> _Text section_:
++++++++++

“Banksia seeds collected by the Lapérouse Expedition “ By Henri Colombié
In Nos. 43 and 44 of the ‘Journal de bord’, we touched on the experiment attempted by the Conservatoire national botanique [National Botanical Conservatory] of Brest, an organization engaged in the preservation of diversity in the wild plants of the national patrimony, to germinate the Banksia seeds that had been collected from the wreck of the Boussole at Vanikoro by divers of the Solomons Association and preserved in Nouméa. On the advice of Alain Conan, we then got in touch with Dr Stéphane Buord, Director of International Scientific Relations at the Conservatory.

++++++++++

> _Data for analysis_:
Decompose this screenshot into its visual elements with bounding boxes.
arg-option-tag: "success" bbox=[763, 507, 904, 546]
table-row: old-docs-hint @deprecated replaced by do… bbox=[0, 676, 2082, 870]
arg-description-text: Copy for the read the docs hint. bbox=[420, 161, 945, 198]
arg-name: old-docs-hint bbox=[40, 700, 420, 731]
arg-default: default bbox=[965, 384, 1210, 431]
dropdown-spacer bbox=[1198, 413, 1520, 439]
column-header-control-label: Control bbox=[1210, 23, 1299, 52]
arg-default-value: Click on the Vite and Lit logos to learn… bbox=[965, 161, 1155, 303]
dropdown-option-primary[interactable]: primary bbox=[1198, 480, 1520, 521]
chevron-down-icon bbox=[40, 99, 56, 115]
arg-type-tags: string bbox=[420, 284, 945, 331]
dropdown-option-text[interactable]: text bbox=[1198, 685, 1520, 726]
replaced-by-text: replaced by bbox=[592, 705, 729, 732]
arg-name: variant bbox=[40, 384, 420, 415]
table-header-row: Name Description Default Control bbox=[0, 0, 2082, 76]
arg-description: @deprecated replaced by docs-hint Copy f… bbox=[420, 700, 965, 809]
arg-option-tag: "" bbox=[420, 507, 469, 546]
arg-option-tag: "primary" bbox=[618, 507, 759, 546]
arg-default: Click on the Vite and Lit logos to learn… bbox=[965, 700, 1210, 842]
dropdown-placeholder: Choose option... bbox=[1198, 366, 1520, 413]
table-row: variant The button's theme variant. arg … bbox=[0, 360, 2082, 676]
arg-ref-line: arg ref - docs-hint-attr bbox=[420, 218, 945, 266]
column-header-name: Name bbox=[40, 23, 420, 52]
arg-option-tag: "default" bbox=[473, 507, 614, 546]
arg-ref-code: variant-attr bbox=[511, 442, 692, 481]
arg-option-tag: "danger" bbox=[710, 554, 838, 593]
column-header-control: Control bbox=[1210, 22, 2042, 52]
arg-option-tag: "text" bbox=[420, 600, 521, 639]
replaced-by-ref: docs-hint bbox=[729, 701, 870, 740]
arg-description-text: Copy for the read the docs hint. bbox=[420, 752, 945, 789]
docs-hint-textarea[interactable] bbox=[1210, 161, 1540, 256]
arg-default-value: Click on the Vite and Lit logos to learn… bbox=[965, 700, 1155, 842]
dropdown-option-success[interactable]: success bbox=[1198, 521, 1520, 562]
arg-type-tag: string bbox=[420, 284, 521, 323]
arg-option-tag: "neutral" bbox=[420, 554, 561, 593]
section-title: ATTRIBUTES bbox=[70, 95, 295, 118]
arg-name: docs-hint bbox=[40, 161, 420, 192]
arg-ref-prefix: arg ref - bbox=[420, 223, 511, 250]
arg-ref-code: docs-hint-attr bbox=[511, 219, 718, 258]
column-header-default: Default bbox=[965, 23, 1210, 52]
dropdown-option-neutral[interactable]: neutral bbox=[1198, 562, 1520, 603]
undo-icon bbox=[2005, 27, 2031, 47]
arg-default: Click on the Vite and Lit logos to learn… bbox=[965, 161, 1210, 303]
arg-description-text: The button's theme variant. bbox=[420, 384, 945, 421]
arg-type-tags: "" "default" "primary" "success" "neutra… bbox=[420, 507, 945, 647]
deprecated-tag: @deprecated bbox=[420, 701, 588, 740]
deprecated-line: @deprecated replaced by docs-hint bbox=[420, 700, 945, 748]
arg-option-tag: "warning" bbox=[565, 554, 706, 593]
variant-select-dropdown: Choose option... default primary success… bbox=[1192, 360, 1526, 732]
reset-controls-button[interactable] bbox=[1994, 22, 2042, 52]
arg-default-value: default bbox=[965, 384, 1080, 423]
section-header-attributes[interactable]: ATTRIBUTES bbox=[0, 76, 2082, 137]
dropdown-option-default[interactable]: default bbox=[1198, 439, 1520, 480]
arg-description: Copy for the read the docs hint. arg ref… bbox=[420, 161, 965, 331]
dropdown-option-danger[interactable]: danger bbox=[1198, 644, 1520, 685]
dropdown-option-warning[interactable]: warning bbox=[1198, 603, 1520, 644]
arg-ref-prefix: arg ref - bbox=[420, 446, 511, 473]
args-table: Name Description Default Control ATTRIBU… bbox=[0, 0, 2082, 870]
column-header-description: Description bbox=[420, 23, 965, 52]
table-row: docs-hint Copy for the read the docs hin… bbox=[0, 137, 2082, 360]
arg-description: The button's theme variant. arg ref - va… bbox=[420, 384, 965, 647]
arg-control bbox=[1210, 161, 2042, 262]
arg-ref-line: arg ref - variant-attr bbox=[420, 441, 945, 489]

++++++++++

> _Task objective_: Carry on the piece about the Banksia seeds from the Lapérouse Expedition, starting right after its last sentence. You won't need the material for this.

> _Reply_:
This delicate experiment was carried out with the help of INRA (Institut National de la Recherche Agronomique) in Dijon [National Institute for Agricultural Research – this is the No.1 agricultural institute in Europe and no.2 in the world], of Végénov, a technical centre specializing in plants in Saint Pol de Léon (Finistère), of the Australian Embassy, and of the Institut Klorane of Fabre Laboratories (thus the Tarn [Region] was represented in the operation). A scientific protocol was established with its objective being “to detect the presence of living matter inside the seeds and, from this matter, to regenerate complete plants in order to give to the people of Brest a Banksia collected by Lapérouse”.
On the 4th July last, in the surroundings of the Bibliothèque Lapérouse [Lapérouse Library] in Brest, the very place where we held our exhibition devoted to the navigator from Albi, the results of this exciting experiment were revealed at a press conference. Herewith some of the highlights:
“The INRA of Dijon was in charge of the preliminary microscopic examination of the seeds to detect the presence of living tissue, and Végénov [was in charge of] the research for [developing] a plant biotechnology [process] capable of regenerating plants from embryos or cell clumps that were observed.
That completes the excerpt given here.